→ **Dataset items**
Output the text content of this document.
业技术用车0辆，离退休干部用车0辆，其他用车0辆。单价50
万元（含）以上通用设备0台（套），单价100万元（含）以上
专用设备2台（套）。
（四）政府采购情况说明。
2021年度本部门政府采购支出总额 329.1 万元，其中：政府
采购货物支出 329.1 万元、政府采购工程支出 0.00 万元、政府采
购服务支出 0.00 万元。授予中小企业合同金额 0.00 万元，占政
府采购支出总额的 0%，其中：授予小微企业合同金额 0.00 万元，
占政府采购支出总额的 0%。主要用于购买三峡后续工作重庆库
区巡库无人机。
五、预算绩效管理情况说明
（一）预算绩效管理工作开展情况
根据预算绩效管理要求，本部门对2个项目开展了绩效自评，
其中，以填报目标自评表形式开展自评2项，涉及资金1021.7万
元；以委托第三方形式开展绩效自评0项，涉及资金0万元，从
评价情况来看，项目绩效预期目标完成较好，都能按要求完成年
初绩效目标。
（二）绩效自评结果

→ **Exercise**
Your task is to repeat each line of the material exactly.

→ **Output of the exercise**
Output the text content of this document.
业技术用车0辆，离退休干部用车0辆，其他用车0辆。单价50
万元（含）以上通用设备0台（套），单价100万元（含）以上
专用设备2台（套）。
（四）政府采购情况说明。
2021年度本部门政府采购支出总额 329.1 万元，其中：政府
采购货物支出 329.1 万元、政府采购工程支出 0.00 万元、政府采
购服务支出 0.00 万元。授予中小企业合同金额 0.00 万元，占政
府采购支出总额的 0%，其中：授予小微企业合同金额 0.00 万元，
占政府采购支出总额的 0%。主要用于购买三峡后续工作重庆库
区巡库无人机。
五、预算绩效管理情况说明
（一）预算绩效管理工作开展情况
根据预算绩效管理要求，本部门对2个项目开展了绩效自评，
其中，以填报目标自评表形式开展自评2项，涉及资金1021.7万
元；以委托第三方形式开展绩效自评0项，涉及资金0万元，从
评价情况来看，项目绩效预期目标完成较好，都能按要求完成年
初绩效目标。
（二）绩效自评结果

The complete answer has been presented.